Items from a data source
____

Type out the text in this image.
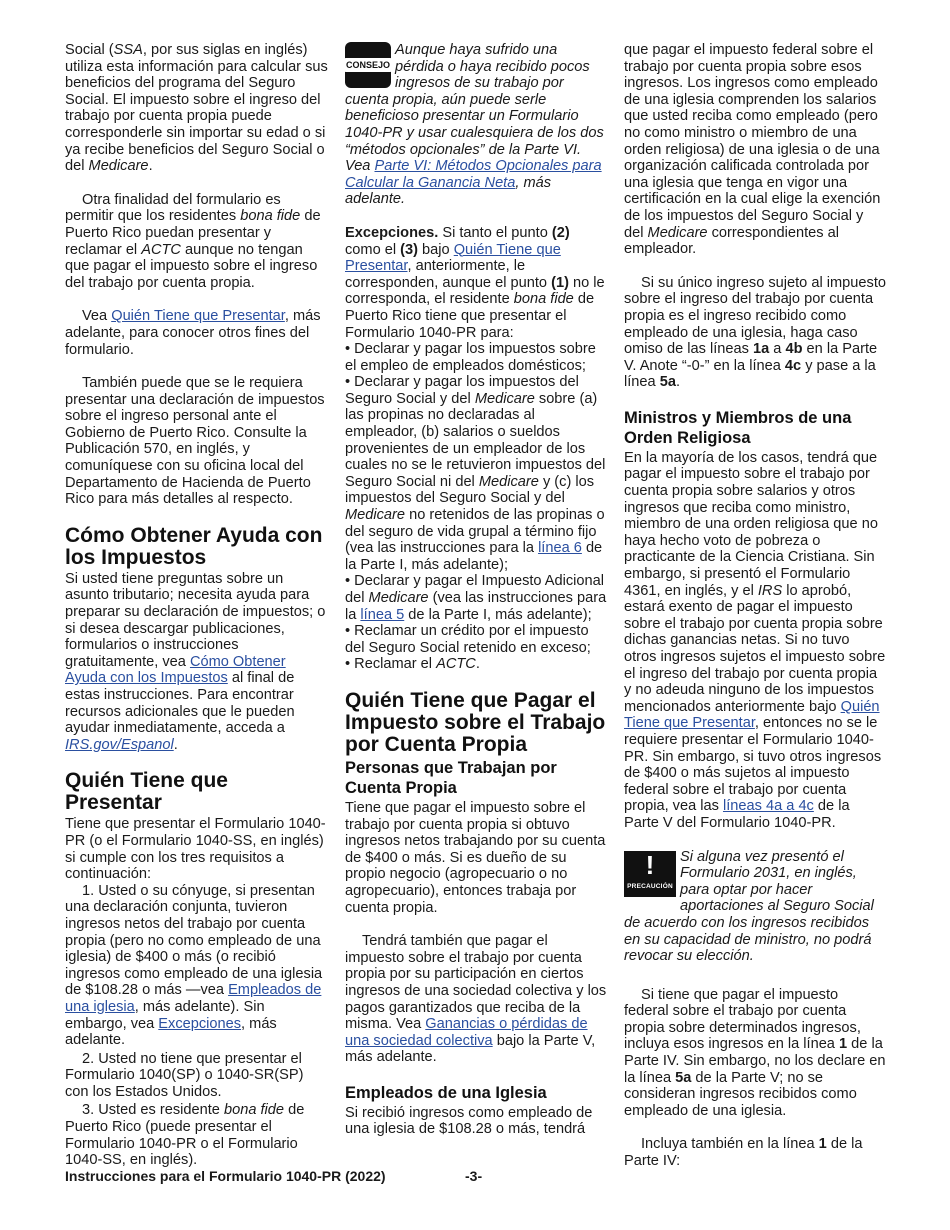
Social (SSA, por sus siglas en inglés) utiliza esta información para calcular sus beneficios del programa del Seguro Social. El impuesto sobre el ingreso del trabajo por cuenta propia puede corresponderle sin importar su edad o si ya recibe beneficios del Seguro Social o del Medicare.

Otra finalidad del formulario es permitir que los residentes bona fide de Puerto Rico puedan presentar y reclamar el ACTC aunque no tengan que pagar el impuesto sobre el ingreso del trabajo por cuenta propia.

Vea Quién Tiene que Presentar, más adelante, para conocer otros fines del formulario.

También puede que se le requiera presentar una declaración de impuestos sobre el ingreso personal ante el Gobierno de Puerto Rico. Consulte la Publicación 570, en inglés, y comuníquese con su oficina local del Departamento de Hacienda de Puerto Rico para más detalles al respecto.

Cómo Obtener Ayuda con los Impuestos

Si usted tiene preguntas sobre un asunto tributario; necesita ayuda para preparar su declaración de impuestos; o si desea descargar publicaciones, formularios o instrucciones gratuitamente, vea Cómo Obtener Ayuda con los Impuestos al final de estas instrucciones. Para encontrar recursos adicionales que le pueden ayudar inmediatamente, acceda a IRS.gov/Espanol.

Quién Tiene que Presentar

Tiene que presentar el Formulario 1040-PR (o el Formulario 1040-SS, en inglés) si cumple con los tres requisitos a continuación:

1. Usted o su cónyuge, si presentan una declaración conjunta, tuvieron ingresos netos del trabajo por cuenta propia (pero no como empleado de una iglesia) de $400 o más (o recibió ingresos como empleado de una iglesia de $108.28 o más —vea Empleados de una iglesia, más adelante). Sin embargo, vea Excepciones, más adelante.
2. Usted no tiene que presentar el Formulario 1040(SP) o 1040-SR(SP) con los Estados Unidos.
3. Usted es residente bona fide de Puerto Rico (puede presentar el Formulario 1040-PR o el Formulario 1040-SS, en inglés).
CONSEJO
Aunque haya sufrido una pérdida o haya recibido pocos ingresos de su trabajo por cuenta propia, aún puede serle beneficioso presentar un Formulario 1040-PR y usar cualesquiera de los dos “métodos opcionales” de la Parte VI. Vea Parte VI: Métodos Opcionales para Calcular la Ganancia Neta, más adelante.

Excepciones. Si tanto el punto (2) como el (3) bajo Quién Tiene que Presentar, anteriormente, le corresponden, aunque el punto (1) no le corresponda, el residente bona fide de Puerto Rico tiene que presentar el Formulario 1040-PR para:

• Declarar y pagar los impuestos sobre el empleo de empleados domésticos;
• Declarar y pagar los impuestos del Seguro Social y del Medicare sobre (a) las propinas no declaradas al empleador, (b) salarios o sueldos provenientes de un empleador de los cuales no se le retuvieron impuestos del Seguro Social ni del Medicare y (c) los impuestos del Seguro Social y del Medicare no retenidos de las propinas o del seguro de vida grupal a término fijo (vea las instrucciones para la línea 6 de la Parte I, más adelante);
• Declarar y pagar el Impuesto Adicional del Medicare (vea las instrucciones para la línea 5 de la Parte I, más adelante);
• Reclamar un crédito por el impuesto del Seguro Social retenido en exceso;
• Reclamar el ACTC.
Quién Tiene que Pagar el Impuesto sobre el Trabajo por Cuenta Propia
Personas que Trabajan por Cuenta Propia

Tiene que pagar el impuesto sobre el trabajo por cuenta propia si obtuvo ingresos netos trabajando por su cuenta de $400 o más. Si es dueño de su propio negocio (agropecuario o no agropecuario), entonces trabaja por cuenta propia.

Tendrá también que pagar el impuesto sobre el trabajo por cuenta propia por su participación en ciertos ingresos de una sociedad colectiva y los pagos garantizados que reciba de la misma. Vea Ganancias o pérdidas de una sociedad colectiva bajo la Parte V, más adelante.

Empleados de una Iglesia

Si recibió ingresos como empleado de una iglesia de $108.28 o más, tendrá

que pagar el impuesto federal sobre el trabajo por cuenta propia sobre esos ingresos. Los ingresos como empleado de una iglesia comprenden los salarios que usted reciba como empleado (pero no como ministro o miembro de una orden religiosa) de una iglesia o de una organización calificada controlada por una iglesia que tenga en vigor una certificación en la cual elige la exención de los impuestos del Seguro Social y del Medicare correspondientes al empleador.

Si su único ingreso sujeto al impuesto sobre el ingreso del trabajo por cuenta propia es el ingreso recibido como empleado de una iglesia, haga caso omiso de las líneas 1a a 4b en la Parte V. Anote “-0-” en la línea 4c y pase a la línea 5a.

Ministros y Miembros de una Orden Religiosa

En la mayoría de los casos, tendrá que pagar el impuesto sobre el trabajo por cuenta propia sobre salarios y otros ingresos que reciba como ministro, miembro de una orden religiosa que no haya hecho voto de pobreza o practicante de la Ciencia Cristiana. Sin embargo, si presentó el Formulario 4361, en inglés, y el IRS lo aprobó, estará exento de pagar el impuesto sobre el trabajo por cuenta propia sobre dichas ganancias netas. Si no tuvo otros ingresos sujetos el impuesto sobre el ingreso del trabajo por cuenta propia y no adeuda ninguno de los impuestos mencionados anteriormente bajo Quién Tiene que Presentar, entonces no se le requiere presentar el Formulario 1040-PR. Sin embargo, si tuvo otros ingresos de $400 o más sujetos al impuesto federal sobre el trabajo por cuenta propia, vea las líneas 4a a 4c de la Parte V del Formulario 1040-PR.

!
PRECAUCIÓN
Si alguna vez presentó el Formulario 2031, en inglés, para optar por hacer aportaciones al Seguro Social de acuerdo con los ingresos recibidos en su capacidad de ministro, no podrá revocar su elección.

Si tiene que pagar el impuesto federal sobre el trabajo por cuenta propia sobre determinados ingresos, incluya esos ingresos en la línea 1 de la Parte IV. Sin embargo, no los declare en la línea 5a de la Parte V; no se consideran ingresos recibidos como empleado de una iglesia.

Incluya también en la línea 1 de la Parte IV:

Instrucciones para el Formulario 1040-PR (2022)	-3-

____

### Stated goal
Repeat every record above exactly, but leave out any pictures.

### Exercise result
Type out the text in this image.
Social (SSA, por sus siglas en inglés) utiliza esta información para calcular sus beneficios del programa del Seguro Social. El impuesto sobre el ingreso del trabajo por cuenta propia puede corresponderle sin importar su edad o si ya recibe beneficios del Seguro Social o del Medicare.

Otra finalidad del formulario es permitir que los residentes bona fide de Puerto Rico puedan presentar y reclamar el ACTC aunque no tengan que pagar el impuesto sobre el ingreso del trabajo por cuenta propia.

Vea Quién Tiene que Presentar, más adelante, para conocer otros fines del formulario.

También puede que se le requiera presentar una declaración de impuestos sobre el ingreso personal ante el Gobierno de Puerto Rico. Consulte la Publicación 570, en inglés, y comuníquese con su oficina local del Departamento de Hacienda de Puerto Rico para más detalles al respecto.

Cómo Obtener Ayuda con los Impuestos

Si usted tiene preguntas sobre un asunto tributario; necesita ayuda para preparar su declaración de impuestos; o si desea descargar publicaciones, formularios o instrucciones gratuitamente, vea Cómo Obtener Ayuda con los Impuestos al final de estas instrucciones. Para encontrar recursos adicionales que le pueden ayudar inmediatamente, acceda a IRS.gov/Espanol.

Quién Tiene que Presentar

Tiene que presentar el Formulario 1040-PR (o el Formulario 1040-SS, en inglés) si cumple con los tres requisitos a continuación:

1. Usted o su cónyuge, si presentan una declaración conjunta, tuvieron ingresos netos del trabajo por cuenta propia (pero no como empleado de una iglesia) de $400 o más (o recibió ingresos como empleado de una iglesia de $108.28 o más —vea Empleados de una iglesia, más adelante). Sin embargo, vea Excepciones, más adelante.
2. Usted no tiene que presentar el Formulario 1040(SP) o 1040-SR(SP) con los Estados Unidos.
3. Usted es residente bona fide de Puerto Rico (puede presentar el Formulario 1040-PR o el Formulario 1040-SS, en inglés).
CONSEJO
Aunque haya sufrido una pérdida o haya recibido pocos ingresos de su trabajo por cuenta propia, aún puede serle beneficioso presentar un Formulario 1040-PR y usar cualesquiera de los dos “métodos opcionales” de la Parte VI. Vea Parte VI: Métodos Opcionales para Calcular la Ganancia Neta, más adelante.

Excepciones. Si tanto el punto (2) como el (3) bajo Quién Tiene que Presentar, anteriormente, le corresponden, aunque el punto (1) no le corresponda, el residente bona fide de Puerto Rico tiene que presentar el Formulario 1040-PR para:

• Declarar y pagar los impuestos sobre el empleo de empleados domésticos;
• Declarar y pagar los impuestos del Seguro Social y del Medicare sobre (a) las propinas no declaradas al empleador, (b) salarios o sueldos provenientes de un empleador de los cuales no se le retuvieron impuestos del Seguro Social ni del Medicare y (c) los impuestos del Seguro Social y del Medicare no retenidos de las propinas o del seguro de vida grupal a término fijo (vea las instrucciones para la línea 6 de la Parte I, más adelante);
• Declarar y pagar el Impuesto Adicional del Medicare (vea las instrucciones para la línea 5 de la Parte I, más adelante);
• Reclamar un crédito por el impuesto del Seguro Social retenido en exceso;
• Reclamar el ACTC.
Quién Tiene que Pagar el Impuesto sobre el Trabajo por Cuenta Propia
Personas que Trabajan por Cuenta Propia

Tiene que pagar el impuesto sobre el trabajo por cuenta propia si obtuvo ingresos netos trabajando por su cuenta de $400 o más. Si es dueño de su propio negocio (agropecuario o no agropecuario), entonces trabaja por cuenta propia.

Tendrá también que pagar el impuesto sobre el trabajo por cuenta propia por su participación en ciertos ingresos de una sociedad colectiva y los pagos garantizados que reciba de la misma. Vea Ganancias o pérdidas de una sociedad colectiva bajo la Parte V, más adelante.

Empleados de una Iglesia

Si recibió ingresos como empleado de una iglesia de $108.28 o más, tendrá

que pagar el impuesto federal sobre el trabajo por cuenta propia sobre esos ingresos. Los ingresos como empleado de una iglesia comprenden los salarios que usted reciba como empleado (pero no como ministro o miembro de una orden religiosa) de una iglesia o de una organización calificada controlada por una iglesia que tenga en vigor una certificación en la cual elige la exención de los impuestos del Seguro Social y del Medicare correspondientes al empleador.

Si su único ingreso sujeto al impuesto sobre el ingreso del trabajo por cuenta propia es el ingreso recibido como empleado de una iglesia, haga caso omiso de las líneas 1a a 4b en la Parte V. Anote “-0-” en la línea 4c y pase a la línea 5a.

Ministros y Miembros de una Orden Religiosa

En la mayoría de los casos, tendrá que pagar el impuesto sobre el trabajo por cuenta propia sobre salarios y otros ingresos que reciba como ministro, miembro de una orden religiosa que no haya hecho voto de pobreza o practicante de la Ciencia Cristiana. Sin embargo, si presentó el Formulario 4361, en inglés, y el IRS lo aprobó, estará exento de pagar el impuesto sobre el trabajo por cuenta propia sobre dichas ganancias netas. Si no tuvo otros ingresos sujetos el impuesto sobre el ingreso del trabajo por cuenta propia y no adeuda ninguno de los impuestos mencionados anteriormente bajo Quién Tiene que Presentar, entonces no se le requiere presentar el Formulario 1040-PR. Sin embargo, si tuvo otros ingresos de $400 o más sujetos al impuesto federal sobre el trabajo por cuenta propia, vea las líneas 4a a 4c de la Parte V del Formulario 1040-PR.

!
PRECAUCIÓN
Si alguna vez presentó el Formulario 2031, en inglés, para optar por hacer aportaciones al Seguro Social de acuerdo con los ingresos recibidos en su capacidad de ministro, no podrá revocar su elección.

Si tiene que pagar el impuesto federal sobre el trabajo por cuenta propia sobre determinados ingresos, incluya esos ingresos en la línea 1 de la Parte IV. Sin embargo, no los declare en la línea 5a de la Parte V; no se consideran ingresos recibidos como empleado de una iglesia.

Incluya también en la línea 1 de la Parte IV:

Instrucciones para el Formulario 1040-PR (2022)	-3-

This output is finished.